[Excerpts from a figure dataset]

· · · · ·

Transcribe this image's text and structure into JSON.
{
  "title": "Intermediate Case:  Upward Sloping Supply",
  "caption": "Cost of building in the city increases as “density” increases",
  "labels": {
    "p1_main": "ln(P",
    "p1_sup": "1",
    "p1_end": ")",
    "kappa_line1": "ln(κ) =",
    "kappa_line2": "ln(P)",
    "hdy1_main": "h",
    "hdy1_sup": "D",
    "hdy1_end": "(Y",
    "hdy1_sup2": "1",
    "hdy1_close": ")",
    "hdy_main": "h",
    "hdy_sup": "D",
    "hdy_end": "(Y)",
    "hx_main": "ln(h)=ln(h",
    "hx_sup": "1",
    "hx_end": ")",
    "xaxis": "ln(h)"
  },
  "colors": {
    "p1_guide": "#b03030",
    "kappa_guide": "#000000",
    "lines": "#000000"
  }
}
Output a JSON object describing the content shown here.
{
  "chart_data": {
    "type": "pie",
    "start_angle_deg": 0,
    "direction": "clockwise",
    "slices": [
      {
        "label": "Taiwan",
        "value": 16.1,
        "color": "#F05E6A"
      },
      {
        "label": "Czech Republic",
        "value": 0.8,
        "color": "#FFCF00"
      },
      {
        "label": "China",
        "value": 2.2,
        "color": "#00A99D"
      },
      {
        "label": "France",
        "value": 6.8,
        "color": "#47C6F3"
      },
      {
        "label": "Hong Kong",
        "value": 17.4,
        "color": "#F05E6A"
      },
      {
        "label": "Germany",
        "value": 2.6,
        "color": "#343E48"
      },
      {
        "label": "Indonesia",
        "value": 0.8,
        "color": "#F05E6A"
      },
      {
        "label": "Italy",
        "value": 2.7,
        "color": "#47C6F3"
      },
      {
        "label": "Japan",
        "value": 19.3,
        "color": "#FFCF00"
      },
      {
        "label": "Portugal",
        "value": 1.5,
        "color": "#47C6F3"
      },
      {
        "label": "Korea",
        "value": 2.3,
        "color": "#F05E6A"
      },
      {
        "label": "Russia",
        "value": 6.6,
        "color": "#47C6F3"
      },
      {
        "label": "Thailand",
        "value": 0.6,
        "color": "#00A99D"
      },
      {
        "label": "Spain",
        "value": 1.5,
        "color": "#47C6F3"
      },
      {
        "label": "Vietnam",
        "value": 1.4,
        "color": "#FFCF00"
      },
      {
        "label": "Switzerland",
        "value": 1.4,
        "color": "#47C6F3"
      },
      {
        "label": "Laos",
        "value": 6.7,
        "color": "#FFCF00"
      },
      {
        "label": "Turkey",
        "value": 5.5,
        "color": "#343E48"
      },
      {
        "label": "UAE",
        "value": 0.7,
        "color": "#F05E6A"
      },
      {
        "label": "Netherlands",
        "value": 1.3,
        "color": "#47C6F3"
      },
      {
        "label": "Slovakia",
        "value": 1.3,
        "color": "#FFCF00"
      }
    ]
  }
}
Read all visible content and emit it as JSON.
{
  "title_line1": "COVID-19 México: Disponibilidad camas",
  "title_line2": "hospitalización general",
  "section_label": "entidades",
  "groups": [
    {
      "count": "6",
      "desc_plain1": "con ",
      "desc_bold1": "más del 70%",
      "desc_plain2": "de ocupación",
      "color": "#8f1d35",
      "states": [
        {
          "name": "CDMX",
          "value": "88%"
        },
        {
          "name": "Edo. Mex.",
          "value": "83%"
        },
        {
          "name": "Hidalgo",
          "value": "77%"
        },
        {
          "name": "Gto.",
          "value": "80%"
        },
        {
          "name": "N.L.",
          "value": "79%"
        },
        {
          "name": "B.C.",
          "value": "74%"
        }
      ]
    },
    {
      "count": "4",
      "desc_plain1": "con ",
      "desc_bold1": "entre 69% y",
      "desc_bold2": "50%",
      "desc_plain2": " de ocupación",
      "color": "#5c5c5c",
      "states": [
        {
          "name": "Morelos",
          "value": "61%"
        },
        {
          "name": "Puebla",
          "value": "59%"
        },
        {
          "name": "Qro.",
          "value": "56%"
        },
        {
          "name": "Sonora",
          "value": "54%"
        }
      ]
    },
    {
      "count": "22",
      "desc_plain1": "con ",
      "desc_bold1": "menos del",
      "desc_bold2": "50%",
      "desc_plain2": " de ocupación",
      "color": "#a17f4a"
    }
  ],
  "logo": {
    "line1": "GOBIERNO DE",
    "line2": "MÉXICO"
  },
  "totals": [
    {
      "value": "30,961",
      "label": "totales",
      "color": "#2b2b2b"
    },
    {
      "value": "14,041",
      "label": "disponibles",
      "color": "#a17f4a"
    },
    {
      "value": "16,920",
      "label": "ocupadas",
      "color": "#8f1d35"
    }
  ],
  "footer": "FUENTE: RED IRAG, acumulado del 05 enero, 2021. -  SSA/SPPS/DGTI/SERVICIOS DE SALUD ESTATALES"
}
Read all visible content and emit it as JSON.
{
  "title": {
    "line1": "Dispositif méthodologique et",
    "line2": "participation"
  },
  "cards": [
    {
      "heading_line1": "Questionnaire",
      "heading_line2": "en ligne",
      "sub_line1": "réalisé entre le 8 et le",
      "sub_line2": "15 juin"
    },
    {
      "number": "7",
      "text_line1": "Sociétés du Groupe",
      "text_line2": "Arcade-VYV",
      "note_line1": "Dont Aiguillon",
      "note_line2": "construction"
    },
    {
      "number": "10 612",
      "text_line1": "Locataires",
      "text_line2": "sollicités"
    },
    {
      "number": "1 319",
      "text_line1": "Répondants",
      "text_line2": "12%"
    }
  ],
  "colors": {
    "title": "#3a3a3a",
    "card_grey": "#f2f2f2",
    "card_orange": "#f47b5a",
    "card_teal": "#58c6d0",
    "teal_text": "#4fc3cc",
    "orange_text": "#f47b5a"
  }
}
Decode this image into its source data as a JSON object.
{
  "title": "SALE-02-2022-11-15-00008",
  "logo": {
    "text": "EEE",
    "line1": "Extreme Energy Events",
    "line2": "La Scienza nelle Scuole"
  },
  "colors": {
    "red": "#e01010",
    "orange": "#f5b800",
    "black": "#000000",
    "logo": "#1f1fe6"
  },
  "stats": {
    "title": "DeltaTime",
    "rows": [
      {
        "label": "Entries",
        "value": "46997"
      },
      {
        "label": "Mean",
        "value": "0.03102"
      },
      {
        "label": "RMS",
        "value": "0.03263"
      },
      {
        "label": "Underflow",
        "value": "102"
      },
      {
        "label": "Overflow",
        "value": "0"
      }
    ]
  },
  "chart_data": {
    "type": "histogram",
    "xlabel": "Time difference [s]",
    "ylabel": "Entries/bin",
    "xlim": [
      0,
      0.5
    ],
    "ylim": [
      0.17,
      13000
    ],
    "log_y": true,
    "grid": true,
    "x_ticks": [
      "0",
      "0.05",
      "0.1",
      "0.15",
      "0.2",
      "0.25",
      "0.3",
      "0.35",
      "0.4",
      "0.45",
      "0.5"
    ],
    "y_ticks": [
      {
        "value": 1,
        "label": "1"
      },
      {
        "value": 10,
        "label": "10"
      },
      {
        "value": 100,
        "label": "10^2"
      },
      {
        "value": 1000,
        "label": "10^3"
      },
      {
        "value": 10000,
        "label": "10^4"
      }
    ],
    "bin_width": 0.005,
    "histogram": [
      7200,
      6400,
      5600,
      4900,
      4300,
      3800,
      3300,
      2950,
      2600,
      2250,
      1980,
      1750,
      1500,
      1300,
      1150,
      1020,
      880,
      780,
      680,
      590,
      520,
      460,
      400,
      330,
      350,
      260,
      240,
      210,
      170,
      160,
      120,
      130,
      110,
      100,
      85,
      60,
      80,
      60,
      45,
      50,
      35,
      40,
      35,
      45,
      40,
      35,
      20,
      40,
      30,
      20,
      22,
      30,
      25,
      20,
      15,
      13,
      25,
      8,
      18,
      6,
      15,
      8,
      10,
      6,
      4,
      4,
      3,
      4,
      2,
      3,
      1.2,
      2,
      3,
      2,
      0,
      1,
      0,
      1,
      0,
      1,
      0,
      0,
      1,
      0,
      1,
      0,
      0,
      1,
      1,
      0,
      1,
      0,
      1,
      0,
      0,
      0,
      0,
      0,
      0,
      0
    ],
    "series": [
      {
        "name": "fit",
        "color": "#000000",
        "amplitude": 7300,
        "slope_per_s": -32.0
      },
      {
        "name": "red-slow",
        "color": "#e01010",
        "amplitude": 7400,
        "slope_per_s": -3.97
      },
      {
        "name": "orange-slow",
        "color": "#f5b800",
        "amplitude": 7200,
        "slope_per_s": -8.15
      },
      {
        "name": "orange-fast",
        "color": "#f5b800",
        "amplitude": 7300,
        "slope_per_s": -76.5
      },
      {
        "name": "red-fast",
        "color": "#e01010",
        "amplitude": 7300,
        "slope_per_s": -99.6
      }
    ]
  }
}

· · · · ·

Brief:
Filter the records, keeping only lines that contain "image", and show those lines.

Result for this exercise:
Transcribe this image's text and structure into JSON.
Decode this image into its source data as a JSON object.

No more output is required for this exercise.